• Given problem:
Look through the lines of the material and count those containing "Shift". Give that count alone.

○ ○ ○ ○ ○ ○ ○

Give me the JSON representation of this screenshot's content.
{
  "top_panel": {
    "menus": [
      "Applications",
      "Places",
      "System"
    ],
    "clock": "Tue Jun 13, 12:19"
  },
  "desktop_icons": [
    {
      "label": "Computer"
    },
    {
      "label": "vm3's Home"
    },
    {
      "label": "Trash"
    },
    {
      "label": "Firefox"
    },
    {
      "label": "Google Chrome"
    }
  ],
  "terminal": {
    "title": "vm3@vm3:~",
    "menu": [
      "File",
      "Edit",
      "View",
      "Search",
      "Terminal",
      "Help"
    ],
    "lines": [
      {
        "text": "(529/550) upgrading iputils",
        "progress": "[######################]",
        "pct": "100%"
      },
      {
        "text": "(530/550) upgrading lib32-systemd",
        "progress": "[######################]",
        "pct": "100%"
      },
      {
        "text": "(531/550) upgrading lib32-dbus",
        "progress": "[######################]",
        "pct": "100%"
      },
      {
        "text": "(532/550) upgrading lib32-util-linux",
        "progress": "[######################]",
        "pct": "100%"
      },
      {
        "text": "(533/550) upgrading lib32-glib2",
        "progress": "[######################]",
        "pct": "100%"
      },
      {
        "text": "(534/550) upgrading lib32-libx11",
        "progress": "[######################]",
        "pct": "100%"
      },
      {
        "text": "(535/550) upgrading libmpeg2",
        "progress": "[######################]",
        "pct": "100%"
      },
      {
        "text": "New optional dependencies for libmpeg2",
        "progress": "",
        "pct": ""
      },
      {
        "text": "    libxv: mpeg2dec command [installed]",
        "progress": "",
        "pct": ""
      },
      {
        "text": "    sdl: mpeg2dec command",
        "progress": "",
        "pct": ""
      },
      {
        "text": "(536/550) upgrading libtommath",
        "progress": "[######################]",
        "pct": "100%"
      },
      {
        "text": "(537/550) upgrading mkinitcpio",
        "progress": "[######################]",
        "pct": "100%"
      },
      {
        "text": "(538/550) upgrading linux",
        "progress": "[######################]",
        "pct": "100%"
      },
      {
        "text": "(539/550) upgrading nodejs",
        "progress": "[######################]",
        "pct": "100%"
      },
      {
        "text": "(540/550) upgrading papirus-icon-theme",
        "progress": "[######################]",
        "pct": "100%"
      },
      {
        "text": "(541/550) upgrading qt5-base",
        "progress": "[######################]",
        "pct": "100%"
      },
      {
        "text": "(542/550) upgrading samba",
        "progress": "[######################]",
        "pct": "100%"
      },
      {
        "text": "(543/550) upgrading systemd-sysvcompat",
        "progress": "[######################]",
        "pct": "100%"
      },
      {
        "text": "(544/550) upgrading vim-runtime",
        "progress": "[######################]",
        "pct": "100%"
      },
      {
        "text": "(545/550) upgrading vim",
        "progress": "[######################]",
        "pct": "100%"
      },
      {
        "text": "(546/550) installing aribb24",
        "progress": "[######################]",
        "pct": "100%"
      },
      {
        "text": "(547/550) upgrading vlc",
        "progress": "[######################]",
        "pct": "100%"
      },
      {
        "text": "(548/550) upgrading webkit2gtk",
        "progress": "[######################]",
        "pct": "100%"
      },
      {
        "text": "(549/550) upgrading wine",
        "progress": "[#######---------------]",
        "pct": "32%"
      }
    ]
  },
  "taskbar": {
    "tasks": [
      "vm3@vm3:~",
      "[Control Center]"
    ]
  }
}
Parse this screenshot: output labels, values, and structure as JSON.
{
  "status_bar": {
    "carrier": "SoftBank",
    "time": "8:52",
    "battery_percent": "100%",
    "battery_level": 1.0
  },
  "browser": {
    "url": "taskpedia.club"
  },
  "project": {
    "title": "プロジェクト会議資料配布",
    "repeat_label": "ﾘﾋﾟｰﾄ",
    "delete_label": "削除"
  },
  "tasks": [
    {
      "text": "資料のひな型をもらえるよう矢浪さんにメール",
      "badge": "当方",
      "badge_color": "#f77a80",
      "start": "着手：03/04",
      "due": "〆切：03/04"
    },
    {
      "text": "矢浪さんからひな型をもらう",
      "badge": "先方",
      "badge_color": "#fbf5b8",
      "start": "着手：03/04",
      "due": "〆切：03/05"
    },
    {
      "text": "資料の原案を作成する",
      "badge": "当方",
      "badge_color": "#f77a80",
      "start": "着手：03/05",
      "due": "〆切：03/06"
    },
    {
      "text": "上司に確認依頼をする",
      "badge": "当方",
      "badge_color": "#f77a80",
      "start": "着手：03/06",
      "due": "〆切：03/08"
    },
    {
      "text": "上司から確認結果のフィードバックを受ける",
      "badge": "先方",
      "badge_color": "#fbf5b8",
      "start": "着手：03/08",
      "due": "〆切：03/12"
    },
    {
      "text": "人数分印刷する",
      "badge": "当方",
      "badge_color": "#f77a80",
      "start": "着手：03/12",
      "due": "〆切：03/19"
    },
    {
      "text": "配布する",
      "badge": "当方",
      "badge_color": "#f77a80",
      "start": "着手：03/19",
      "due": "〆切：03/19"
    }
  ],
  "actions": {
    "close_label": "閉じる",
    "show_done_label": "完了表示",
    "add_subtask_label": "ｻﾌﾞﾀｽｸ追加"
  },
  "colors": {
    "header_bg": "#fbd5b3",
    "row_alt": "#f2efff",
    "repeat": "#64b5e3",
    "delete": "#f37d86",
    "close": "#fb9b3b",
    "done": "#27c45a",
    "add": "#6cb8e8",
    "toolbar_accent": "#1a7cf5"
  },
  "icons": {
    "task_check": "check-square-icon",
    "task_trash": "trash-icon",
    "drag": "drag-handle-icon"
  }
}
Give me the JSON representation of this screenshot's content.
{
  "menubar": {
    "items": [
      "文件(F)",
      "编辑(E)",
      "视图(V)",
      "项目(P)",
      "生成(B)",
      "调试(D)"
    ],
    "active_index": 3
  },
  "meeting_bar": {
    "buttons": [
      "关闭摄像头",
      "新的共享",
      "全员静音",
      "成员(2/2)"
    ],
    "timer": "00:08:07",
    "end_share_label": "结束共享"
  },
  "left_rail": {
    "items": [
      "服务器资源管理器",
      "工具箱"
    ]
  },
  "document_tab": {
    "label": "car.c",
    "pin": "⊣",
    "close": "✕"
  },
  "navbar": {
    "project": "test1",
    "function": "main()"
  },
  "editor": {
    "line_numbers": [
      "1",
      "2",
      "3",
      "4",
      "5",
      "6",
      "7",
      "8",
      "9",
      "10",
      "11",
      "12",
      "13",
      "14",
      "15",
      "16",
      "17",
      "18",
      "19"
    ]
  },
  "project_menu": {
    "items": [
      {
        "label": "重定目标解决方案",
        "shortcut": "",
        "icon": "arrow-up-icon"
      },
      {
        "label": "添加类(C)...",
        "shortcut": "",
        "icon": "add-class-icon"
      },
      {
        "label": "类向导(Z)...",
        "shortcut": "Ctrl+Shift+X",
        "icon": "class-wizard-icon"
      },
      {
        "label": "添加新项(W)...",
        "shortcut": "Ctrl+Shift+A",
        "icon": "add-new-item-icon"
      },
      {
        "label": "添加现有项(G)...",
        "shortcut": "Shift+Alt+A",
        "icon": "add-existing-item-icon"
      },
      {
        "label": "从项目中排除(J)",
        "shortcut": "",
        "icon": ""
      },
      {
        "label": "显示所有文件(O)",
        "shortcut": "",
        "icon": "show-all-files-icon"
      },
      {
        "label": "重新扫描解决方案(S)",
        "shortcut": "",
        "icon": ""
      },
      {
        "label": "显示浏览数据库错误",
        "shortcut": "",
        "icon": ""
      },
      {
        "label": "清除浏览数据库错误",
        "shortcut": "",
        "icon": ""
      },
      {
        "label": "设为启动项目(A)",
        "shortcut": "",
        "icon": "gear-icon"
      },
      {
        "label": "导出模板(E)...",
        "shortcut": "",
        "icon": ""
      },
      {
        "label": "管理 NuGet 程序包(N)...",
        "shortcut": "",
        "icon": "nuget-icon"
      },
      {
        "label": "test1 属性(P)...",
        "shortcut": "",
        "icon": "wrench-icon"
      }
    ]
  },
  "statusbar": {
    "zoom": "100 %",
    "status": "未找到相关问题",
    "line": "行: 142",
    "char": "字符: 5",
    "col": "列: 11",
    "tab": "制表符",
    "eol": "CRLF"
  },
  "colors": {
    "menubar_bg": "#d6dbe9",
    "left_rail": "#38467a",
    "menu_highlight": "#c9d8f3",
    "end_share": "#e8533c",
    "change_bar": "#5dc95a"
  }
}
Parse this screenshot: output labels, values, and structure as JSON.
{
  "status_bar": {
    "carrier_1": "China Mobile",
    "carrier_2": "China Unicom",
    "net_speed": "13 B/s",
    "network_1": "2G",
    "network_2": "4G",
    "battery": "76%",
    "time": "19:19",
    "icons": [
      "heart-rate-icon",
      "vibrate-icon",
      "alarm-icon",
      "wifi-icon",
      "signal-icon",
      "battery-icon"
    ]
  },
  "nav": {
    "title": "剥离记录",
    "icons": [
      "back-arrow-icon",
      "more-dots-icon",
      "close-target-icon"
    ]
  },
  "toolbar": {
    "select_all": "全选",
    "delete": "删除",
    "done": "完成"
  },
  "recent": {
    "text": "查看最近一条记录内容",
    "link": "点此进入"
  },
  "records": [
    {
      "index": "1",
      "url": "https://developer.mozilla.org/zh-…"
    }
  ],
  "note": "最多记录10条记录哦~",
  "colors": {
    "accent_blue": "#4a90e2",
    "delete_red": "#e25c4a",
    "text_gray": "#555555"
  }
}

○ ○ ○ ○ ○ ○ ○

• Final answer:
3